[Stored records]
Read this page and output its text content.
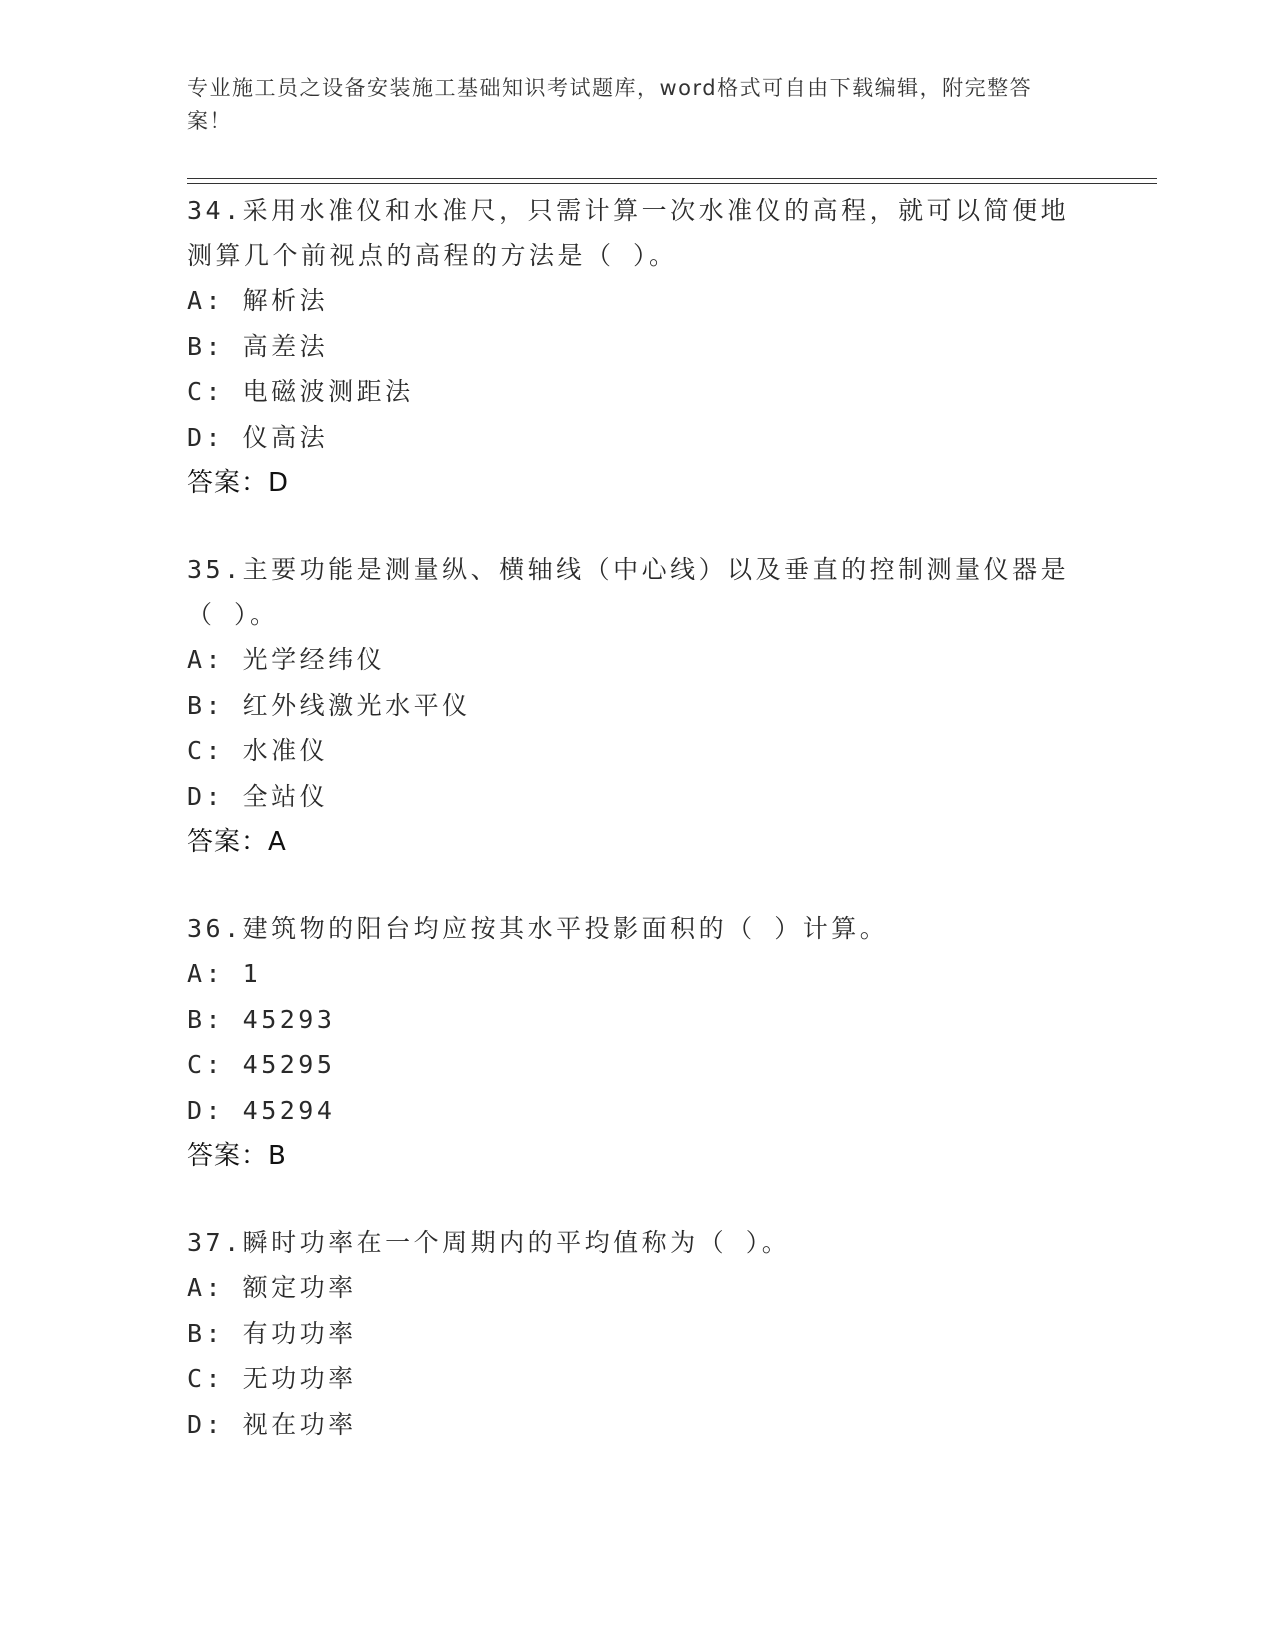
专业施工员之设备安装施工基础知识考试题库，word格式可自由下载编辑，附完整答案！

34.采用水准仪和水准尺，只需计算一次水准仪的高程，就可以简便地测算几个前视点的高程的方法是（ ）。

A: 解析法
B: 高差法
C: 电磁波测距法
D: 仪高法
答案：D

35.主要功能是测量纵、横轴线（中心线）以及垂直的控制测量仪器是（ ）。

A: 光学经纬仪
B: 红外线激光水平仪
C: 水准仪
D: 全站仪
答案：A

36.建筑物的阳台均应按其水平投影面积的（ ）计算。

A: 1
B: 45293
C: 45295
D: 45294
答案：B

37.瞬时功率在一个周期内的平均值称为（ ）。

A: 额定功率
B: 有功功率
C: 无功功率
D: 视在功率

### [Goal]
Quote all of the entries word for word, omitting any pictures.

### [Correct answer]
Read this page and output its text content.
专业施工员之设备安装施工基础知识考试题库，word格式可自由下载编辑，附完整答案！

34.采用水准仪和水准尺，只需计算一次水准仪的高程，就可以简便地测算几个前视点的高程的方法是（ ）。

A: 解析法
B: 高差法
C: 电磁波测距法
D: 仪高法
答案：D

35.主要功能是测量纵、横轴线（中心线）以及垂直的控制测量仪器是（ ）。

A: 光学经纬仪
B: 红外线激光水平仪
C: 水准仪
D: 全站仪
答案：A

36.建筑物的阳台均应按其水平投影面积的（ ）计算。

A: 1
B: 45293
C: 45295
D: 45294
答案：B

37.瞬时功率在一个周期内的平均值称为（ ）。

A: 额定功率
B: 有功功率
C: 无功功率
D: 视在功率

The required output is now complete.